Text block
It’s not all agony all the time here – just so you know. And to demonstrate that, I’ve decided there will be no droll, gut-wrenching musings on death or Nazis or curses this week.

But Cold isn’t straying completely off home territory as I welcome one of my favorite thriller writers both on and off the page – John Dolan.

John Dolan is fun. He’s dry, he’s politically incorrect – two traits that do it for me the way a pair of big breasts and a small vocabulary do it for some guys. In my review of his wonderful thriller, Hungry Ghosts (from his wonderful Time, Blood and Karma series), I wrote of John, “Dolan’s voice is that of an experienced traveler – world-weary, uncharted, but chasing the dragon of the next new adventure nonetheless.” Really, I gushed.

So, that’s why I thought it would be great to sit down and chat with John about one of my (our) favorite topics…The Thriller.

Thriller

Now, lot’s of people will try to tell you how to write a great story, blah, blah, blah, the next bestseller, etc. But how often do two passionate thriller writers sit down and tell you how NOT to write a bestseller? I think that’s a topic worth exploring.

But achtung, babies.

Those of you who are faint of heart or have absolutely no sense of humor should stop reading now, if you haven’t already. While we’ll endeavor to treat this topic with the appropriate respect and decorum – you know, like the way I treat my husband’s slutty ex-girlfriends – our banter might be offensive to some.

Anyway, here goes.

First, this is John Dolan. Notice the rogue-ish hat and the way he refuses to be seduced by the camera.

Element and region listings
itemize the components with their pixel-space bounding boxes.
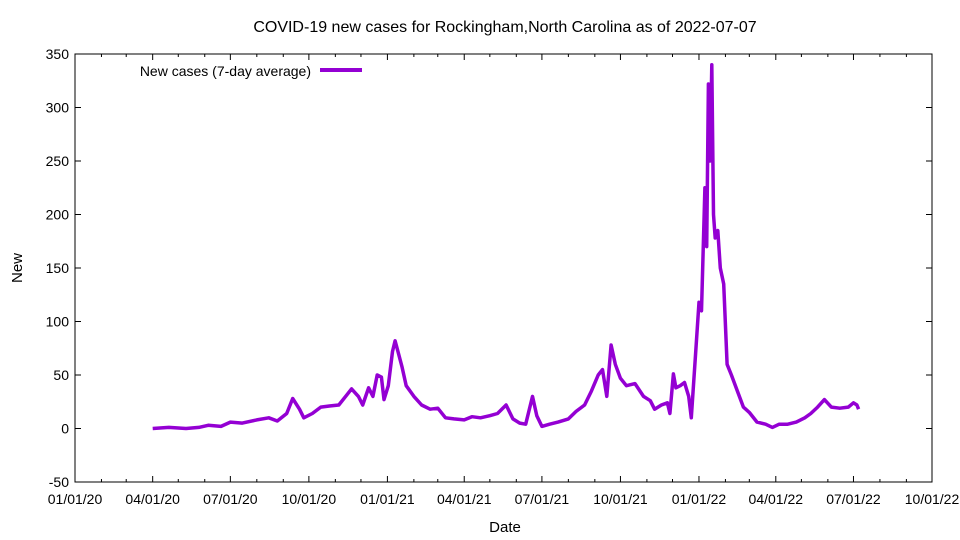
y-tick-label: 150 xyxy=(46,260,70,276)
x-tick-label: 10/01/20 xyxy=(282,491,337,507)
y-axis-label: New xyxy=(9,253,26,283)
y-tick-label: -50 xyxy=(49,474,69,490)
series-layer xyxy=(152,62,861,431)
y-axis: -50 0 50 100 150 200 250 300 350 xyxy=(46,46,932,490)
x-tick-label: 07/01/22 xyxy=(826,491,881,507)
y-tick-label: 250 xyxy=(46,153,70,169)
y-tick-label: 100 xyxy=(46,314,70,330)
x-tick-label: 04/01/20 xyxy=(125,491,180,507)
x-tick-label: 01/01/20 xyxy=(48,491,103,507)
x-tick-label: 10/01/21 xyxy=(593,491,648,507)
y-tick-label: 50 xyxy=(53,367,69,383)
y-tick-label: 0 xyxy=(61,421,69,437)
chart-title: COVID-19 new cases for Rockingham,North … xyxy=(253,19,756,36)
y-tick-label: 350 xyxy=(46,46,70,62)
legend-label: New cases (7-day average) xyxy=(140,63,311,79)
x-tick-label: 04/01/22 xyxy=(749,491,804,507)
x-tick-label: 07/01/20 xyxy=(203,491,258,507)
y-tick-label: 200 xyxy=(46,207,70,223)
legend: New cases (7-day average) xyxy=(140,63,362,79)
x-tick-label: 10/01/22 xyxy=(905,491,960,507)
x-axis-label: Date xyxy=(489,519,521,536)
x-tick-label: 04/01/21 xyxy=(437,491,492,507)
x-tick-label: 01/01/21 xyxy=(360,491,415,507)
x-axis: 01/01/20 04/01/20 07/01/20 10/01/20 01/01/21… xyxy=(48,54,960,507)
x-tick-label: 01/01/22 xyxy=(672,491,727,507)
x-tick-label: 07/01/21 xyxy=(515,491,570,507)
series-line xyxy=(152,62,861,431)
y-tick-label: 300 xyxy=(46,100,70,116)
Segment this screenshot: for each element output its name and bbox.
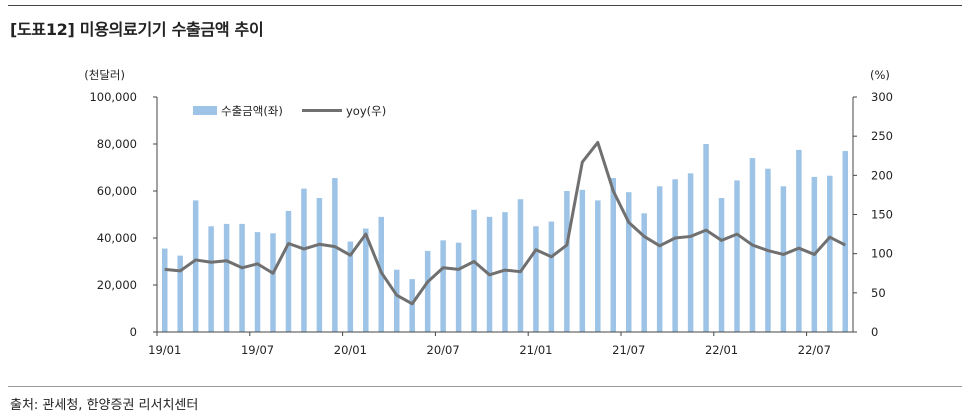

Work to do
1. In the rows, update everything from the line containing "y-tick-label: 150 xyxy=(46,260,70,276)" down to the line containing "x-tick-label: 04/01/20 xyxy=(125,491,180,507)" by replacing "y-tick-label" with "y-tick-text", keeping all else the same. Return only those lines.
2. Go on with the post introducing the chat with thriller writer John Dolan, picking up after its final sentence.

In response
1.
y-tick-text: 150 xyxy=(46,260,70,276)
x-tick-label: 10/01/20 xyxy=(282,491,337,507)
y-axis-label: New xyxy=(9,253,26,283)
y-tick-text: -50 xyxy=(49,474,69,490)
series-layer xyxy=(152,62,861,431)
y-axis: -50 0 50 100 150 200 250 300 350 xyxy=(46,46,932,490)
x-tick-label: 07/01/22 xyxy=(826,491,881,507)
y-tick-text: 250 xyxy=(46,153,70,169)
y-tick-text: 100 xyxy=(46,314,70,330)
x-tick-label: 04/01/20 xyxy=(125,491,180,507)

2.
John Dolan

Me: John – what do you drink? Can I get you something? I prefer rye whiskey nightly and wine…also nightly.

John: Can we talk first about women with big breasts and small vocabularies?

Me: Not until we’ve had a few drinks.

John: I can’t say breast milk, right?

Me: Sadly, no lactating women on the premises.

John: Well, I’m not a big drinker. The odd beer, a gin and tonic, and I’m happy.

gin and tonic

Me: That’s better. Now about this thriller stuff, what do you think of ugly protagonists? Not deformed or anything – just unattractive.

John: Ugly people are intrinsically more interesting. I gravitate more naturally to people who look like they’ve been hit in the face with a truck. Especially women. Plus, they’re always so grateful. Ah, happy days. Where were we? Oh yes. I also like characters who have a certain amount of moral ambivalence about them, an element of ‘ugly’ in their personality. Nobody in real life is ever wholly good or wholly bad – with one or two notable exceptions from history I can think of. So an ethically ‘grey’ protagonist is more realistic for me. It also gives the reader something to think about: do I love this character or do I hate him?

Me: Do you believe there’s a formula for writing a thriller that is guaranteed not to succeed?

John: Yes, and I’ve already published two novels to prove this formula. Wanna know how it goes?

Everyone Burns

Hungry Ghosts

Me: Dying to.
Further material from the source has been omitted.